GOAL: Extract every line from the records below that contains the word "factor".

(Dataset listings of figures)
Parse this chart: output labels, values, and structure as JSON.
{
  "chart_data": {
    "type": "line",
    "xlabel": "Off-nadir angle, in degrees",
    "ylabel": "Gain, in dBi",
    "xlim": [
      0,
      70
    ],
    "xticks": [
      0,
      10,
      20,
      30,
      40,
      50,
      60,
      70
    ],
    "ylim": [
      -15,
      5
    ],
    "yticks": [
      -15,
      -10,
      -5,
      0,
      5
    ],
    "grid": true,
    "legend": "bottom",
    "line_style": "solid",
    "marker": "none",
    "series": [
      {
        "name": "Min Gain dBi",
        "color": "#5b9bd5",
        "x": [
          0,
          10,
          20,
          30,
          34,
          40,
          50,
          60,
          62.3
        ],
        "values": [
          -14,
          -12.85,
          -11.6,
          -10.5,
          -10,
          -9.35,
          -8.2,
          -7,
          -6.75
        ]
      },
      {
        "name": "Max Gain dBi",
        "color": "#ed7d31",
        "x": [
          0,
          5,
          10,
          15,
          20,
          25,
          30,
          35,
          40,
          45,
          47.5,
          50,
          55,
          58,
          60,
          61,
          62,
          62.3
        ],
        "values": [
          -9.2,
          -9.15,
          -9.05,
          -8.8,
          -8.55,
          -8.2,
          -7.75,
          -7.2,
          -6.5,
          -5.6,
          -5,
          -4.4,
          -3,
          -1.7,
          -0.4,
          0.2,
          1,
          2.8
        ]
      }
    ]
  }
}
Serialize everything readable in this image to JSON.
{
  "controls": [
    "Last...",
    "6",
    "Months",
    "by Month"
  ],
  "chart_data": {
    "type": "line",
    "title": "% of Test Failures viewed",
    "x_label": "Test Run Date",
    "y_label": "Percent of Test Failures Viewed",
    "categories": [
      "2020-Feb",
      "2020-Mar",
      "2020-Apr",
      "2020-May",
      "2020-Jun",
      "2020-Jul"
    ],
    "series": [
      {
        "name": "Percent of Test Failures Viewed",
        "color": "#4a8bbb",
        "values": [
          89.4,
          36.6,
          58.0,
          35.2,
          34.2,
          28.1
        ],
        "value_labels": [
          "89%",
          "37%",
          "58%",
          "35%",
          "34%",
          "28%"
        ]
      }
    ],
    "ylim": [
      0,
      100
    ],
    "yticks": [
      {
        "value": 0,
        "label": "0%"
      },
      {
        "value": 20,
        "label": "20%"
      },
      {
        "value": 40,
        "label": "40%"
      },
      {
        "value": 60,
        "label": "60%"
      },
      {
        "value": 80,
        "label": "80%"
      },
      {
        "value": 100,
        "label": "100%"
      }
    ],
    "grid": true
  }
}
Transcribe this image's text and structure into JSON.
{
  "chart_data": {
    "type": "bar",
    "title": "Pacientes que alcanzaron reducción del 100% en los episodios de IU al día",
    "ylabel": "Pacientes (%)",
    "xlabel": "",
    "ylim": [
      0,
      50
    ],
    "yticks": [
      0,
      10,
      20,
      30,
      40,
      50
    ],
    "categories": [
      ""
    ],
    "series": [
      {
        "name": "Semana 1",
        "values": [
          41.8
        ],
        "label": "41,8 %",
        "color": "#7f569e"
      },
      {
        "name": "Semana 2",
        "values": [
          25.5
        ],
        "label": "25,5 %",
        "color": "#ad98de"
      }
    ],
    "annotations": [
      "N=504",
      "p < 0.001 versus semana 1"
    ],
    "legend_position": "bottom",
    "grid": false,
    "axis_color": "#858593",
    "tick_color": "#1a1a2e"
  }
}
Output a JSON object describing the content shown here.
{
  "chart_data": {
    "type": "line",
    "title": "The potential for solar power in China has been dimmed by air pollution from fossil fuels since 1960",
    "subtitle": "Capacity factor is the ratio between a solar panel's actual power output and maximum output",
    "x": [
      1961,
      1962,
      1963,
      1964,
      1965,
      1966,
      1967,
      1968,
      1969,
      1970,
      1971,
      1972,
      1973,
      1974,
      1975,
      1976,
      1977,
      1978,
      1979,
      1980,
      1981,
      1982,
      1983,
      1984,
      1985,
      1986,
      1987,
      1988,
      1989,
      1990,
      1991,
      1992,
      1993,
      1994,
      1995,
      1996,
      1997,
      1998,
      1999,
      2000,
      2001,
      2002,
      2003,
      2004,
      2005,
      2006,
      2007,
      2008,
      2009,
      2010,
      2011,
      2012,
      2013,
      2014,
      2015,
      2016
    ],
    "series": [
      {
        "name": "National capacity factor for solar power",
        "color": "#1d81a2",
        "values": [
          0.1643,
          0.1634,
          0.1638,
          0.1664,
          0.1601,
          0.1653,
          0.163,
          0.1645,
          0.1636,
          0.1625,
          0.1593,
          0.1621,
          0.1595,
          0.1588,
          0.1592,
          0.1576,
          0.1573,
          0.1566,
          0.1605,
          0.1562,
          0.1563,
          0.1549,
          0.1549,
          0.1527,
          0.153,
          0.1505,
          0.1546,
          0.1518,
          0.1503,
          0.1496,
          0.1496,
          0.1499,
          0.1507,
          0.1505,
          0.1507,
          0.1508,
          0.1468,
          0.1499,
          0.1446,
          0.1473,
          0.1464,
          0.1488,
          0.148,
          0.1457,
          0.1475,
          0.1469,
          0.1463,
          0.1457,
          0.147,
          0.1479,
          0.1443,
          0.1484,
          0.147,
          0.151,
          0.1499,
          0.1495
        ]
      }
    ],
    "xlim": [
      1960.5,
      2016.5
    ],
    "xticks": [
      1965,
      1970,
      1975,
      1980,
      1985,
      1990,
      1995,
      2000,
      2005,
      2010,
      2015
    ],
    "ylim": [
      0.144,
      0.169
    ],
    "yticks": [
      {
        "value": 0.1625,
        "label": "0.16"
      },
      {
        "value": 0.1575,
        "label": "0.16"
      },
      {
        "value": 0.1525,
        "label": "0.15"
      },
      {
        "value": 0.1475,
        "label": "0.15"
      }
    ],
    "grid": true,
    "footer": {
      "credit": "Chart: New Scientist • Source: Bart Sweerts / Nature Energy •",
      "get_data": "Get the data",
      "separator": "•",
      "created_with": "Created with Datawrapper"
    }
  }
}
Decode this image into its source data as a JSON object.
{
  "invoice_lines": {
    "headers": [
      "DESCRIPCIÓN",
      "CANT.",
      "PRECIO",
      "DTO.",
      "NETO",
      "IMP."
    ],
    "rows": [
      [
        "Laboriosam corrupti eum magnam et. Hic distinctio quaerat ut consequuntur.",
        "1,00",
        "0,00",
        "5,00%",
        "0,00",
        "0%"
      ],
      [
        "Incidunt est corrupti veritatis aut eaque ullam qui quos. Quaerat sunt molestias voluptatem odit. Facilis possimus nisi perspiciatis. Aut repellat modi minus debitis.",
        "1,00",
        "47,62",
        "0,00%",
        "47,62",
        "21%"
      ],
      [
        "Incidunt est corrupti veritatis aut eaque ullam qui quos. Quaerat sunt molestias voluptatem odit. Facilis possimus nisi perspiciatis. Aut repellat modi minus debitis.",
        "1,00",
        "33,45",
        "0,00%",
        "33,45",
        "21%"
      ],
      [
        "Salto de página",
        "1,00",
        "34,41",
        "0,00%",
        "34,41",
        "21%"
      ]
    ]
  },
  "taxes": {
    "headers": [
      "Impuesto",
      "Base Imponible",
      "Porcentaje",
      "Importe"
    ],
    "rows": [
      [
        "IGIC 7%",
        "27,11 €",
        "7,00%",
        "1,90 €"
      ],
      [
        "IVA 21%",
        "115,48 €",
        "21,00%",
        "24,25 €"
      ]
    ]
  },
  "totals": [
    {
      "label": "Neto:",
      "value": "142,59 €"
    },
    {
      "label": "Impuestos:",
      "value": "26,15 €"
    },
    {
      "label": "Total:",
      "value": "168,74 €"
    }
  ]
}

THE OUTPUT:
    "subtitle": "Capacity factor is the ratio between a solar panel's actual power output and maximum output",
        "name": "National capacity factor for solar power",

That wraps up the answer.